Machu Picchu, sábado 3

El tren a Machu Picchu que sale en la madrugada zigzaguea interminablemente. Por fin sale del valle acompañado del Urubamba, anuente poderoso del Amazonas cuyas piruetas nos divierten todo el camino. En las montañas se distinguen, por momentos, las represas y la antigua ruta de los incas hacia su fortaleza. Nuestro guía exhibe un buen repertorio de chistes autolesivos: "el inca nuevo, es el inca-paz". En la estación de Machu Picchu, enclavada en la selva tropical, esperan varias camionetas que nos conducen por las rutas del salario del miedo hasta el pequeño hotel en la cima.

Nos asignan un nuevo guía, un rudísimo descendiente de Tupac Amaru que no tiene nada de melancólico y que toma con espíritu militar –aunque no sin amor y emoción– la encomienda. Repara en cada paso del laberinto, en cada escenario recrea, informa, actúa, inventa: "Esta es una de las verdaderas maravillas del mundo", exclama en algún momento, "si los mexicanos tuvieran una ciudad así, ¿se imaginan el jugo que le habrían sacado? De cualquier piedrita maya construyen una mitología". Nuestro buen Tupac tenía un concepto cuantitativo del arte precolombino. No podía ser de otro modo: Machu Picchu es, ante todo, un milagro de ingeniería, no sé si algún poeta ha podido describirla sin traicionarla. Neruda quizá. Lo que sí sé es que nadie podría representarlas visualmente de modo cabal. Es imposible fotografiar esa sensación solar y esférica. Uno se resiste a creer que es el hombre quien ha cincelado la montaña, que ha impuesto a la naturaleza la doma de una simetría. Pero los mayas no tuvieron un desafío menor: domar al cielo.

Lima, domingo 4. Tiempos históricos

Blanca Varela, linda mujer, espléndida poeta y empresaria, Fernando de Szyslo (Godi, pour les dames) y Mario Vargas Llosa nos invitan a cenar en uno de los cientos de restaurantes chinos de la ciudad. Jorge Edwards, casualmente de visita en el Perú, nos acompaña también. El tema previsible es la política peruana y sobre todo la posible alianza del APRA con los militares, algo que puede resultar semejante a un PRI peruano. No puedo evitar la idea trivial de que Perú vive un retraso histórico en relación a México: Velasco Alvarado impuso ciertas medidas cardenistas: ahora se discurre la creación de un partido único o preponderante; la estratificación social parece todavía más rígida que la nuestra. El culto a la personalidad de Haya de la Torre (una esperanza a sus 84 años) y el recurso político de avivar rescoldos de la Guerra del Pacífico (1879) parecen, igualmente, signos de anacronismo. Isabel me previene contra la imaginería histórica: México es más rico que Perú, más plural, pero no lo aventaja demasiado políticamente: nuestra prensa es más libre pero no usa con profesionalismo su libertad: el sistema electoral peruano, con todos sus vicios, parece más auténtico.

FILAS DE DATOS:
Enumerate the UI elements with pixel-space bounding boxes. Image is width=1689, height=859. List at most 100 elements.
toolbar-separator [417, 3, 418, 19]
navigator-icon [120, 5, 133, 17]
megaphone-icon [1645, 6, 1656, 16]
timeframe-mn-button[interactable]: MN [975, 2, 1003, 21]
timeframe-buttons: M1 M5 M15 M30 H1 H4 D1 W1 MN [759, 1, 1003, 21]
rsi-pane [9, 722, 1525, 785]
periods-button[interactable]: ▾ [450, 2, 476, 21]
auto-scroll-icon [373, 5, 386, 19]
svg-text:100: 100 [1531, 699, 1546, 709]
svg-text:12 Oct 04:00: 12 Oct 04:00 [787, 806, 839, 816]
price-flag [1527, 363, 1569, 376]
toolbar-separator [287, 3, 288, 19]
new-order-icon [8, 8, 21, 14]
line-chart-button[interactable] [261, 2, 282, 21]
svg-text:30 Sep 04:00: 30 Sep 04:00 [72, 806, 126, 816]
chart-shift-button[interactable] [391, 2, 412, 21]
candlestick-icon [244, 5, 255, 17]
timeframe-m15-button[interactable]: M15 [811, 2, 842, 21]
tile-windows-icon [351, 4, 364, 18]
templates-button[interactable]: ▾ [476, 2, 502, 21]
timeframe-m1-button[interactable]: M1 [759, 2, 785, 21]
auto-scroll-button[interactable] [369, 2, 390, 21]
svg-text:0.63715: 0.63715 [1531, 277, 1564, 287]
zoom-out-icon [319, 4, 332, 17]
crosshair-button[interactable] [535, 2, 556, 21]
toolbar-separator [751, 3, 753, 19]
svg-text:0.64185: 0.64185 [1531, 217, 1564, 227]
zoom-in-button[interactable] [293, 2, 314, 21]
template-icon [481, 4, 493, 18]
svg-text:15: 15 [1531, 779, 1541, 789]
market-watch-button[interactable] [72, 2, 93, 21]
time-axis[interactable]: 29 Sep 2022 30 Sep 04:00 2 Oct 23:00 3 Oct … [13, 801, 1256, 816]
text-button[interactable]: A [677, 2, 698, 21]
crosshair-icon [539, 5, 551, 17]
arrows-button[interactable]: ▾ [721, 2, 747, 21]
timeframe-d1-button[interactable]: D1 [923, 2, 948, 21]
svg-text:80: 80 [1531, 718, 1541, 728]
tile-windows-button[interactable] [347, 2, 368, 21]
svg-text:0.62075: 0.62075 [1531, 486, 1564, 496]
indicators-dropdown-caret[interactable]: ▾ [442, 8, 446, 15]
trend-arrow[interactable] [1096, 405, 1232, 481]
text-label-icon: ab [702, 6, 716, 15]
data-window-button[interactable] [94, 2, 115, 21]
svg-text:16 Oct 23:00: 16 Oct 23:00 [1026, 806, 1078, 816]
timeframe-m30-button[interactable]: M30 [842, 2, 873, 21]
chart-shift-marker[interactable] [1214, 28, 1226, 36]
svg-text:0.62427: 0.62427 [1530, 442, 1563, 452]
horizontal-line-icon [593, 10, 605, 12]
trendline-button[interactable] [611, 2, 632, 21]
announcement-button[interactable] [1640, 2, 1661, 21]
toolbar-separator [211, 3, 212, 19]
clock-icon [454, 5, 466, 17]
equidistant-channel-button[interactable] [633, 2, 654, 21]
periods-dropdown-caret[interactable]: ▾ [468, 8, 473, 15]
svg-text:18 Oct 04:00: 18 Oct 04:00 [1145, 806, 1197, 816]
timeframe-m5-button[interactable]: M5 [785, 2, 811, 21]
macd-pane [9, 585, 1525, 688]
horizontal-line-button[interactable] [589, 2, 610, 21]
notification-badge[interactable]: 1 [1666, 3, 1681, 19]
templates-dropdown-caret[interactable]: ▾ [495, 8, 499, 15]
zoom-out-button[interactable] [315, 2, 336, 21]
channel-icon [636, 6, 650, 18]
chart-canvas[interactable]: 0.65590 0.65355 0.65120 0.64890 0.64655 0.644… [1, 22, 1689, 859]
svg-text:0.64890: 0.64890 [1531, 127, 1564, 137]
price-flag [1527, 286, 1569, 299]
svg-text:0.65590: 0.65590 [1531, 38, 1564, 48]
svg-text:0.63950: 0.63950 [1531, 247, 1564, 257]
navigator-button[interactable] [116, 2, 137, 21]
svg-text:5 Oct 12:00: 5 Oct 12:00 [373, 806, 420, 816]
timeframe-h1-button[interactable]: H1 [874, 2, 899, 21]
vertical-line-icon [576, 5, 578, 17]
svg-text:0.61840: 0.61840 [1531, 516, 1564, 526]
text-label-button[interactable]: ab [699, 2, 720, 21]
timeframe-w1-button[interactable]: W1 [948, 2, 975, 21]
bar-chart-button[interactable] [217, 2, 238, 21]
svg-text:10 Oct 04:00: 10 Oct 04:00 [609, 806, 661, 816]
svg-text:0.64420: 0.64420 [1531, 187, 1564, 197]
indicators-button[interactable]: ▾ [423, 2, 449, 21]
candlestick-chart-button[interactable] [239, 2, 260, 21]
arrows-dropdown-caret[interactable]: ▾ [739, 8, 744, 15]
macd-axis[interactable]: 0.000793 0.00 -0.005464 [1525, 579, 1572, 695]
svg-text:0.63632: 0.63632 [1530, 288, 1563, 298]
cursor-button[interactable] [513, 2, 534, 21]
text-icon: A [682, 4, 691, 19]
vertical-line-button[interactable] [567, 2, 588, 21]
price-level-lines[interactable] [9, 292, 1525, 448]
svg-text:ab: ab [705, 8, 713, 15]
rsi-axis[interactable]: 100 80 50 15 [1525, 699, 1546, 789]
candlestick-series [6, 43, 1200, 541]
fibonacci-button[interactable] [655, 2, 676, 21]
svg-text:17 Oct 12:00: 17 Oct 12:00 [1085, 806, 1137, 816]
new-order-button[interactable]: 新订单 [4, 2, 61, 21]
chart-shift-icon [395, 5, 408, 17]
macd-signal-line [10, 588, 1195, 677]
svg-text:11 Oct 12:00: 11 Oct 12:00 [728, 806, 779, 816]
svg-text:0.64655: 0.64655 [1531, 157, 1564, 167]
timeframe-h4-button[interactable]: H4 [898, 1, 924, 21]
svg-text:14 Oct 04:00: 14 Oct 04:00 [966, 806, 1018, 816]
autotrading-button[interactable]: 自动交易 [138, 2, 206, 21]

TAREAS PENDIENTES:
(a) Según el diario de viaje por Perú, ¿en qué tipo de restaurante cenan en Lima el domingo 4?
(b) Prosigue el diario de viaje por Perú a partir de su última oración.
Los registros proceden de otra fuente.

RESPUESTAS DEL EJERCICIO:
(a) En uno de los cientos de restaurantes chinos de la ciudad.

(b)
Ha sido un crimen dedicar solamente cuatro días a Perú. El amanecer en Machu Picchu y el barroco de Cuzco merecían, cuando menos, una semana. Al revisar nuestros apuntes advertimos la insistente comparación de todo lo peruano con México. Miopía turística. Pero ¿quién resiste un espejo nuevo, una imagen diferente?

Santiago de Chile, lunes 5 a miércoles 7

Llegamos a Pudahuel en actitud de "somos mexicanos y qué". A la primera sugerencia del uniformado en la aduana sobre el contenido de mi maleta le respondo como gallero de Jalisco. Para nuestra sorpresa, no ocurre nada heroico. Ya en el hotel, los incrédulos botones que seguramente llevaban años sin saber lo que es un turista nos instruyen de inmediato: allí enfrente es La Moneda donde mataron a Allende. Un letrero anuncia que el edificio está –¡a seis años del golpe!– en reparación. Pinochet no quiere saber nada de fantasmas.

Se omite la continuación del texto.